→ **EXTRACTED ENTRIES**
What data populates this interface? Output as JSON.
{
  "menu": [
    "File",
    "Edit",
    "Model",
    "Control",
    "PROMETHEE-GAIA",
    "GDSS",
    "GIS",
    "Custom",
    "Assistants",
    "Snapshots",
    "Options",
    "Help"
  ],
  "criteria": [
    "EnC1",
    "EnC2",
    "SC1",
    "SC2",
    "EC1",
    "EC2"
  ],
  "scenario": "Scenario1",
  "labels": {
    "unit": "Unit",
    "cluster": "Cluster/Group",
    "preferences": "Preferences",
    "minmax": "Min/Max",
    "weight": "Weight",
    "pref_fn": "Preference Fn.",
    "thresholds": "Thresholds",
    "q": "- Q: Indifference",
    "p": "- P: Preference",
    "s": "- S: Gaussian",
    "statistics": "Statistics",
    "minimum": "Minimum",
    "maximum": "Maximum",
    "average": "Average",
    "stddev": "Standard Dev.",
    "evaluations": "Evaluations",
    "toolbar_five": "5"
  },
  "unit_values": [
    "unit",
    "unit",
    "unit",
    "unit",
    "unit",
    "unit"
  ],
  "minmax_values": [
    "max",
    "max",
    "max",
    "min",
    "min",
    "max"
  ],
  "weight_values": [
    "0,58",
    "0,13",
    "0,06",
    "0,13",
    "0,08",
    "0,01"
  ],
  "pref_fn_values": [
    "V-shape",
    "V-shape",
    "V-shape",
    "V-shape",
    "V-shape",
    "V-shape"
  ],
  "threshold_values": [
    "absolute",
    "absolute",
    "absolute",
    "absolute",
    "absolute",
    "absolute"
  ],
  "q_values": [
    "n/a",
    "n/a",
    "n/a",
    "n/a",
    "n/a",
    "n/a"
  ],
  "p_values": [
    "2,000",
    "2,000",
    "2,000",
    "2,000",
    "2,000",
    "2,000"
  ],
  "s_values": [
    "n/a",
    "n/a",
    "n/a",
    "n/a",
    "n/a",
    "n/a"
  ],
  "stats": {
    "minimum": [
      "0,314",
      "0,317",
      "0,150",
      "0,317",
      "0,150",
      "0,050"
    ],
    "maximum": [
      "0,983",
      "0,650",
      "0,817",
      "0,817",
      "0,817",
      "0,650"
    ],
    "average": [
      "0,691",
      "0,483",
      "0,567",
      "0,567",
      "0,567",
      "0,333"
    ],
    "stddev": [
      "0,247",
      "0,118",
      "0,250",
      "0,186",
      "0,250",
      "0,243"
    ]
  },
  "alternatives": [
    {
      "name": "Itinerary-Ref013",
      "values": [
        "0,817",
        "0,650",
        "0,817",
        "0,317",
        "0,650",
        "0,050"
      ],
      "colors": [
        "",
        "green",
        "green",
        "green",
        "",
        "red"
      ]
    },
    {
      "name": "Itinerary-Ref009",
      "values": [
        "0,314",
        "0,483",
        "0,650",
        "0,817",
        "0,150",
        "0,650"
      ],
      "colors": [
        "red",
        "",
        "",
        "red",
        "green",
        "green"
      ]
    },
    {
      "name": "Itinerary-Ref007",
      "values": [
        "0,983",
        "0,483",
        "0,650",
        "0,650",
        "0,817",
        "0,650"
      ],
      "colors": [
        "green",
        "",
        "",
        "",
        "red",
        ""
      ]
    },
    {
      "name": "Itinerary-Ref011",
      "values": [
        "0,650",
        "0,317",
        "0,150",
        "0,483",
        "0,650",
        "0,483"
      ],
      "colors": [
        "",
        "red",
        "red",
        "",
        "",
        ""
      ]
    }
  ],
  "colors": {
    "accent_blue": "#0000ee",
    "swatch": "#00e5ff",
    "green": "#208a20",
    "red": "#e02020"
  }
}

→ **JOB**
Using the data above, return each line exactly as written.

→ **RESPONSE TO THIS EXERCISE**
What data populates this interface? Output as JSON.
{
  "menu": [
    "File",
    "Edit",
    "Model",
    "Control",
    "PROMETHEE-GAIA",
    "GDSS",
    "GIS",
    "Custom",
    "Assistants",
    "Snapshots",
    "Options",
    "Help"
  ],
  "criteria": [
    "EnC1",
    "EnC2",
    "SC1",
    "SC2",
    "EC1",
    "EC2"
  ],
  "scenario": "Scenario1",
  "labels": {
    "unit": "Unit",
    "cluster": "Cluster/Group",
    "preferences": "Preferences",
    "minmax": "Min/Max",
    "weight": "Weight",
    "pref_fn": "Preference Fn.",
    "thresholds": "Thresholds",
    "q": "- Q: Indifference",
    "p": "- P: Preference",
    "s": "- S: Gaussian",
    "statistics": "Statistics",
    "minimum": "Minimum",
    "maximum": "Maximum",
    "average": "Average",
    "stddev": "Standard Dev.",
    "evaluations": "Evaluations",
    "toolbar_five": "5"
  },
  "unit_values": [
    "unit",
    "unit",
    "unit",
    "unit",
    "unit",
    "unit"
  ],
  "minmax_values": [
    "max",
    "max",
    "max",
    "min",
    "min",
    "max"
  ],
  "weight_values": [
    "0,58",
    "0,13",
    "0,06",
    "0,13",
    "0,08",
    "0,01"
  ],
  "pref_fn_values": [
    "V-shape",
    "V-shape",
    "V-shape",
    "V-shape",
    "V-shape",
    "V-shape"
  ],
  "threshold_values": [
    "absolute",
    "absolute",
    "absolute",
    "absolute",
    "absolute",
    "absolute"
  ],
  "q_values": [
    "n/a",
    "n/a",
    "n/a",
    "n/a",
    "n/a",
    "n/a"
  ],
  "p_values": [
    "2,000",
    "2,000",
    "2,000",
    "2,000",
    "2,000",
    "2,000"
  ],
  "s_values": [
    "n/a",
    "n/a",
    "n/a",
    "n/a",
    "n/a",
    "n/a"
  ],
  "stats": {
    "minimum": [
      "0,314",
      "0,317",
      "0,150",
      "0,317",
      "0,150",
      "0,050"
    ],
    "maximum": [
      "0,983",
      "0,650",
      "0,817",
      "0,817",
      "0,817",
      "0,650"
    ],
    "average": [
      "0,691",
      "0,483",
      "0,567",
      "0,567",
      "0,567",
      "0,333"
    ],
    "stddev": [
      "0,247",
      "0,118",
      "0,250",
      "0,186",
      "0,250",
      "0,243"
    ]
  },
  "alternatives": [
    {
      "name": "Itinerary-Ref013",
      "values": [
        "0,817",
        "0,650",
        "0,817",
        "0,317",
        "0,650",
        "0,050"
      ],
      "colors": [
        "",
        "green",
        "green",
        "green",
        "",
        "red"
      ]
    },
    {
      "name": "Itinerary-Ref009",
      "values": [
        "0,314",
        "0,483",
        "0,650",
        "0,817",
        "0,150",
        "0,650"
      ],
      "colors": [
        "red",
        "",
        "",
        "red",
        "green",
        "green"
      ]
    },
    {
      "name": "Itinerary-Ref007",
      "values": [
        "0,983",
        "0,483",
        "0,650",
        "0,650",
        "0,817",
        "0,650"
      ],
      "colors": [
        "green",
        "",
        "",
        "",
        "red",
        ""
      ]
    },
    {
      "name": "Itinerary-Ref011",
      "values": [
        "0,650",
        "0,317",
        "0,150",
        "0,483",
        "0,650",
        "0,483"
      ],
      "colors": [
        "",
        "red",
        "red",
        "",
        "",
        ""
      ]
    }
  ],
  "colors": {
    "accent_blue": "#0000ee",
    "swatch": "#00e5ff",
    "green": "#208a20",
    "red": "#e02020"
  }
}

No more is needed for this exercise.